* [Data records]:
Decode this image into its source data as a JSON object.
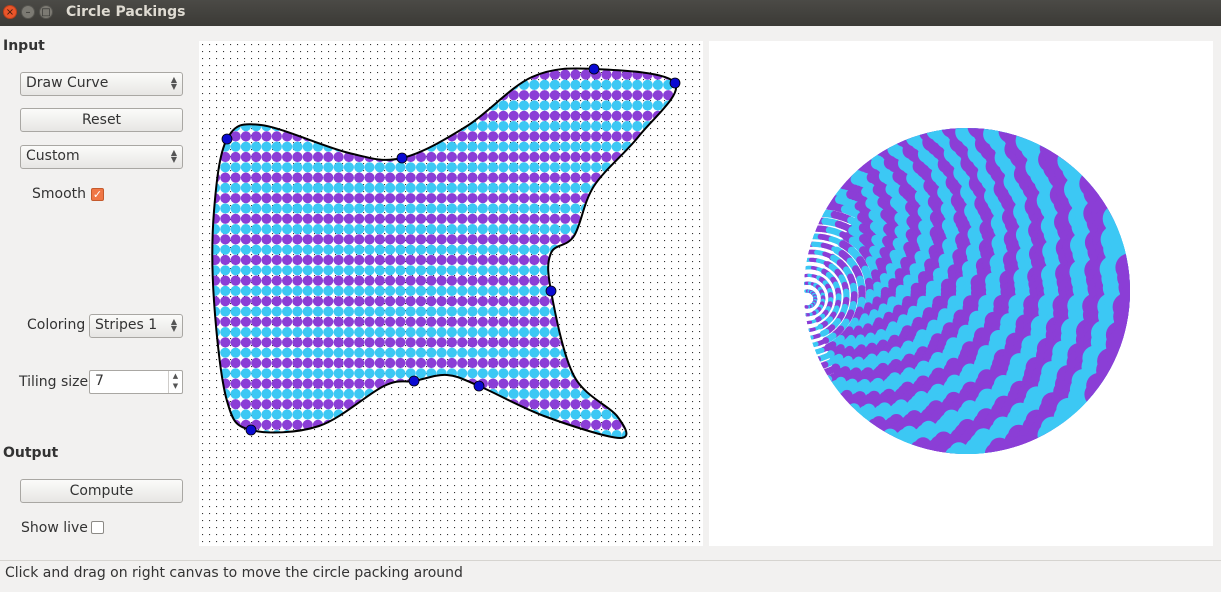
{
  "window": {
    "title": "Circle Packings"
  },
  "input": {
    "heading": "Input",
    "mode": "Draw Curve",
    "reset_label": "Reset",
    "shape": "Custom",
    "smooth_label": "Smooth",
    "smooth_checked": true,
    "coloring_label": "Coloring",
    "coloring": "Stripes 1",
    "tiling_label": "Tiling size",
    "tiling_size": "7"
  },
  "output": {
    "heading": "Output",
    "compute_label": "Compute",
    "show_live_label": "Show live",
    "show_live_checked": false
  },
  "status": "Click and drag on right canvas to move the circle packing around",
  "colors": {
    "cyan": "#3cc8f4",
    "purple": "#8b3ed6",
    "control_point": "#0a0ad2",
    "curve": "#000000"
  },
  "icons": [
    "close-icon",
    "minimize-icon",
    "maximize-icon",
    "dropdown-arrow-icon",
    "checkmark-icon",
    "spin-arrows-icon"
  ]
}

* [YOUR OBJECTIVE]: Leave out the pictures and print every line of the data exactly.

* [OUTPUT OF THE TASK]:
Decode this image into its source data as a JSON object.
{
  "window": {
    "title": "Circle Packings"
  },
  "input": {
    "heading": "Input",
    "mode": "Draw Curve",
    "reset_label": "Reset",
    "shape": "Custom",
    "smooth_label": "Smooth",
    "smooth_checked": true,
    "coloring_label": "Coloring",
    "coloring": "Stripes 1",
    "tiling_label": "Tiling size",
    "tiling_size": "7"
  },
  "output": {
    "heading": "Output",
    "compute_label": "Compute",
    "show_live_label": "Show live",
    "show_live_checked": false
  },
  "status": "Click and drag on right canvas to move the circle packing around",
  "colors": {
    "cyan": "#3cc8f4",
    "purple": "#8b3ed6",
    "control_point": "#0a0ad2",
    "curve": "#000000"
  },
  "icons": [
    "close-icon",
    "minimize-icon",
    "maximize-icon",
    "dropdown-arrow-icon",
    "checkmark-icon",
    "spin-arrows-icon"
  ]
}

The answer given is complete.